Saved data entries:
☆ ☆ ☆ ☆
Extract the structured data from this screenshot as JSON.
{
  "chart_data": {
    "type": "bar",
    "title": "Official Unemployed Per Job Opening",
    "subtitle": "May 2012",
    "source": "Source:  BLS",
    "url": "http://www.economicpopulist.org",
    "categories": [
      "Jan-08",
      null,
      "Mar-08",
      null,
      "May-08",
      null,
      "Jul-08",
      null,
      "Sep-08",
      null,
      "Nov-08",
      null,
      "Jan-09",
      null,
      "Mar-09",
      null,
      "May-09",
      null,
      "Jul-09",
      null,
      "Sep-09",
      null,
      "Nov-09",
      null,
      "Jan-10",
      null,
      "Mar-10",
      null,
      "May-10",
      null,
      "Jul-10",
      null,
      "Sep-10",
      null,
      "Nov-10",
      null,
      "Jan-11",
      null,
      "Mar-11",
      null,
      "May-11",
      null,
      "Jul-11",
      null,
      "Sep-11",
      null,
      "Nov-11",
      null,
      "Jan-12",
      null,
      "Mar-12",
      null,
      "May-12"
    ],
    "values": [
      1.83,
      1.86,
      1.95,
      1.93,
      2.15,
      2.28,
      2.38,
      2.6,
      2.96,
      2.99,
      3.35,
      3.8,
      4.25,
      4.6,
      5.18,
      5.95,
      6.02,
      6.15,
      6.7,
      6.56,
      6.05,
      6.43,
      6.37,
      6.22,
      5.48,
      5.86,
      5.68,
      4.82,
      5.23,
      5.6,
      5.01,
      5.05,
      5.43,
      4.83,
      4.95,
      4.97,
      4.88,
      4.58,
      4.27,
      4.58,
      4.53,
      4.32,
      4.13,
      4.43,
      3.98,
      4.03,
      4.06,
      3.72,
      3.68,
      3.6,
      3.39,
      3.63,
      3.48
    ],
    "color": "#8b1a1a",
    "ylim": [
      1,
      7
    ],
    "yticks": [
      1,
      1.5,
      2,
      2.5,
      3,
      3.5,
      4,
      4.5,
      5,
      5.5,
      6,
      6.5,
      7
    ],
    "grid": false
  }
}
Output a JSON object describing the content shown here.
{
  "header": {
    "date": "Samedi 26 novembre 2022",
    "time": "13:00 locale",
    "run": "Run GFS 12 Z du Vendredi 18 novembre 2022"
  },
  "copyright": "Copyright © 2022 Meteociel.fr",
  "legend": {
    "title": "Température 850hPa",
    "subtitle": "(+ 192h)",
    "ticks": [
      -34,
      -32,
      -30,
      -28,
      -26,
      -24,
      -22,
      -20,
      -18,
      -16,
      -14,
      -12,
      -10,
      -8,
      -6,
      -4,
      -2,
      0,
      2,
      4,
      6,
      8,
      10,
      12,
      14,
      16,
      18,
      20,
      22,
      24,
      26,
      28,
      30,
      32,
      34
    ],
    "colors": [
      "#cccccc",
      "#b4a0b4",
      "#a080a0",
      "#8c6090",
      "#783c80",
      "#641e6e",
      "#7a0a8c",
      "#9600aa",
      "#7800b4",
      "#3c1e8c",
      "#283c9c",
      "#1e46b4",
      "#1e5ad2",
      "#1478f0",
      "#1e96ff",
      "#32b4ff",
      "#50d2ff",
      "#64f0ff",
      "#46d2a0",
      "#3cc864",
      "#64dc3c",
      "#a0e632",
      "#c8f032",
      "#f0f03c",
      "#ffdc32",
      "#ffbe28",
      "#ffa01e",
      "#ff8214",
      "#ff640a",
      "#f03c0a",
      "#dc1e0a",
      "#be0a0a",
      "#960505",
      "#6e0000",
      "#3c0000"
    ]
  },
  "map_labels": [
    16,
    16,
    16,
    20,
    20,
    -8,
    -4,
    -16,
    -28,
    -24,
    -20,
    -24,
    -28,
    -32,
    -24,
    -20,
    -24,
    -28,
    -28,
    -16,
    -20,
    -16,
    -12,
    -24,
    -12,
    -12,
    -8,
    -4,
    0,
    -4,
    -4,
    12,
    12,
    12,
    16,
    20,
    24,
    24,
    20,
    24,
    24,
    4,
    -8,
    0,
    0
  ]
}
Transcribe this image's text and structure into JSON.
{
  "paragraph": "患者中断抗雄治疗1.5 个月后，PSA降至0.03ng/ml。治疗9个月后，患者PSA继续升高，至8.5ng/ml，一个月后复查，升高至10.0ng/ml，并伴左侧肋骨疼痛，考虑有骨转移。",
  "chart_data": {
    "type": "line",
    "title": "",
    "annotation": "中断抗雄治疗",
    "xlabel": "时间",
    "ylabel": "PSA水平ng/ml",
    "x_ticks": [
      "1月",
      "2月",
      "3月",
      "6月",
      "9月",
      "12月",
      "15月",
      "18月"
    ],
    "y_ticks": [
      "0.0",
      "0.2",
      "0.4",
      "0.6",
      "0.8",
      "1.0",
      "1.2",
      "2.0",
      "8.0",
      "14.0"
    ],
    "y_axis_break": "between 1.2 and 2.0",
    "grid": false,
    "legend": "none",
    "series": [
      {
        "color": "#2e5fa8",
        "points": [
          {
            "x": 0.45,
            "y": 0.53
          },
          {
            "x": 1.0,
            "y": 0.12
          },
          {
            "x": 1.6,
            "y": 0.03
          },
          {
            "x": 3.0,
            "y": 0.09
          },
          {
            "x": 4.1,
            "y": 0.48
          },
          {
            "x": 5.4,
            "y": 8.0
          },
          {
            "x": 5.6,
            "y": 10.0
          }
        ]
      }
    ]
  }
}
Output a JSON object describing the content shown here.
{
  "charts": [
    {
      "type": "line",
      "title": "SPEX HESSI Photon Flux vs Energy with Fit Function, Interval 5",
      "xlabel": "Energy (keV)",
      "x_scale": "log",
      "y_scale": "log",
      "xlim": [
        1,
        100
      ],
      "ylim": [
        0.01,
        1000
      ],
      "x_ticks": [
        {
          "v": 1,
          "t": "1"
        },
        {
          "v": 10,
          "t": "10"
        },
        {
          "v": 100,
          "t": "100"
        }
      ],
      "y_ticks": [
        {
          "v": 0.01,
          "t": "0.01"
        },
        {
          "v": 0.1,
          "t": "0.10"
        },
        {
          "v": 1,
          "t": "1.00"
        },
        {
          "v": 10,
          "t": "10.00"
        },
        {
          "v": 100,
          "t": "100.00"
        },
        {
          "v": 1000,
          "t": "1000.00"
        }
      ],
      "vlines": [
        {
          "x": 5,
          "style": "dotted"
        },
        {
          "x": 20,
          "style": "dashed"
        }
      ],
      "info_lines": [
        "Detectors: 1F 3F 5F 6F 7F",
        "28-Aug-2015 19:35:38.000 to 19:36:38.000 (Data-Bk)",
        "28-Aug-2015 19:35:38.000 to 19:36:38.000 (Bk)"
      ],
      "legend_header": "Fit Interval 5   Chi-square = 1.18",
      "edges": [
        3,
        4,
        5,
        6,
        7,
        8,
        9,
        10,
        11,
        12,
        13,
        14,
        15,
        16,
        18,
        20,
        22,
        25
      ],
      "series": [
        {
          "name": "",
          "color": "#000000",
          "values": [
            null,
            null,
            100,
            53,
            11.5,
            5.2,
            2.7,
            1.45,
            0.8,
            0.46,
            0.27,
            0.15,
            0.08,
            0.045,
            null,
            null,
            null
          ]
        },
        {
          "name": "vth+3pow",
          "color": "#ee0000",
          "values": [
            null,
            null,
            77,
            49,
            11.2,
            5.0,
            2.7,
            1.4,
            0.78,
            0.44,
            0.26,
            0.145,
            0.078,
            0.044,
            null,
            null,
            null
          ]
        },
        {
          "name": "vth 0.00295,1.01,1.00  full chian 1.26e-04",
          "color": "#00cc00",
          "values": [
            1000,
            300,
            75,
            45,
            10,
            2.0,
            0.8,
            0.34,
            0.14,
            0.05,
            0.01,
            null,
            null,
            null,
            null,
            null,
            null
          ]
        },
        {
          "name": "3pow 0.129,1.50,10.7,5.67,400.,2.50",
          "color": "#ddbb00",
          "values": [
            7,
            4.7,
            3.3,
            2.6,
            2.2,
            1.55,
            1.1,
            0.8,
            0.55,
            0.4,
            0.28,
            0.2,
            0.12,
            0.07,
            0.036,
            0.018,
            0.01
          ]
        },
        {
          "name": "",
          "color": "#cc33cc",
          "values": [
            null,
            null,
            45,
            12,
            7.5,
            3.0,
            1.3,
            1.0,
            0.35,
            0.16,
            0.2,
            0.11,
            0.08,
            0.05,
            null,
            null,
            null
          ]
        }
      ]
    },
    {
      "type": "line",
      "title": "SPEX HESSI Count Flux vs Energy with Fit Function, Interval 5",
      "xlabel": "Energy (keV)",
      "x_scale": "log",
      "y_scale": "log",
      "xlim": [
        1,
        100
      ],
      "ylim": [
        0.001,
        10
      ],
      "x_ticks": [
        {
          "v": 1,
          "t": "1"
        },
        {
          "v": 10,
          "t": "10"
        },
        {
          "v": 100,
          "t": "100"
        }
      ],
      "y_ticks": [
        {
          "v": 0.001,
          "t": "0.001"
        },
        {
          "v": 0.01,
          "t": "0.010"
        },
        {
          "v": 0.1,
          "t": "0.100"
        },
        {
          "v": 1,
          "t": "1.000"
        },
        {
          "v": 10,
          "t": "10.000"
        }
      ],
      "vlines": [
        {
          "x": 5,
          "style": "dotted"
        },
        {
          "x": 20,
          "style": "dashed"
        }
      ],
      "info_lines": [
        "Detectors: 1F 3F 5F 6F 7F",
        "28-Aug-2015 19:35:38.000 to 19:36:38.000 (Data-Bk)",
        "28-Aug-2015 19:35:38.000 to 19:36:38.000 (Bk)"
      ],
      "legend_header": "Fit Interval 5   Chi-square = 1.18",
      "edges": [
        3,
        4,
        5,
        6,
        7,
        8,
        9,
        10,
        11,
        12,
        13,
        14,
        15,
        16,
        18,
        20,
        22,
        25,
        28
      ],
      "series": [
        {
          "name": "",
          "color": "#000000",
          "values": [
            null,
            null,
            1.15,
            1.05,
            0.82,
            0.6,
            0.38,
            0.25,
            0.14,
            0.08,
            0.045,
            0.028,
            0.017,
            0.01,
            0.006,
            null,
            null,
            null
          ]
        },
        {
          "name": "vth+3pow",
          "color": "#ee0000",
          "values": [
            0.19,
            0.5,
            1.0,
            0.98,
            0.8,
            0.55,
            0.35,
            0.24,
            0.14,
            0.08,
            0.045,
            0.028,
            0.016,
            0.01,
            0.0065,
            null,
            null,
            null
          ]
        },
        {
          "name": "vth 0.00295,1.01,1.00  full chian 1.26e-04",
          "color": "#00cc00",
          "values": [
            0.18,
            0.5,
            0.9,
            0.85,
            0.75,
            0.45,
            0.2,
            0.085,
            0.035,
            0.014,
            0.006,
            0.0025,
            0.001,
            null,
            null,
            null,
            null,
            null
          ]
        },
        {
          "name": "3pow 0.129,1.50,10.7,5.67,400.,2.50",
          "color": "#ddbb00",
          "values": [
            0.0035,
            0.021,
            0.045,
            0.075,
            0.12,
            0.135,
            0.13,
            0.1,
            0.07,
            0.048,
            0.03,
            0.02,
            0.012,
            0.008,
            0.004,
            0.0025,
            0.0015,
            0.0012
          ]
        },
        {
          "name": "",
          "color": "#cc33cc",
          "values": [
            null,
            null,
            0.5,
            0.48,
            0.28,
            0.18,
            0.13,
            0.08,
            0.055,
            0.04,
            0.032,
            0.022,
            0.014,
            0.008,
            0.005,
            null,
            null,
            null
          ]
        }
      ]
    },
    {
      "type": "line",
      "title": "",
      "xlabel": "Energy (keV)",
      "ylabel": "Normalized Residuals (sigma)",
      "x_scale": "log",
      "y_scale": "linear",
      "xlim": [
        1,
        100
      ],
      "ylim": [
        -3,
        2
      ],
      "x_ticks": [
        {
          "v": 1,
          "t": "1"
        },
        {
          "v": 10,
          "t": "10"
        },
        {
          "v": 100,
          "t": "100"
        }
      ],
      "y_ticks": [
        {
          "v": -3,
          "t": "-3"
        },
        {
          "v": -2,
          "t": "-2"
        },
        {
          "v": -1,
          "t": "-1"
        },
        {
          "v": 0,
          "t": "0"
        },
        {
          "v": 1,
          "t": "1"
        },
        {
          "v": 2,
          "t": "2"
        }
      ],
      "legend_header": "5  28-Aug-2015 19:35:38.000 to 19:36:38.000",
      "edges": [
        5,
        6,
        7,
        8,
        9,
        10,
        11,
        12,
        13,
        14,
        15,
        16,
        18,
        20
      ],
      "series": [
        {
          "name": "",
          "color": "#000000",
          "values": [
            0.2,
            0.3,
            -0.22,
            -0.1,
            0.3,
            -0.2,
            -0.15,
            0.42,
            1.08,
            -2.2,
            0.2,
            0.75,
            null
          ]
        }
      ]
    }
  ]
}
☆ ☆ ☆ ☆
**Work to be completed:**
Search the entries for the word "Flux" and pick out every line that holds it.

**The reply:**
      "title": "SPEX HESSI Photon Flux vs Energy with Fit Function, Interval 5",
      "title": "SPEX HESSI Count Flux vs Energy with Fit Function, Interval 5",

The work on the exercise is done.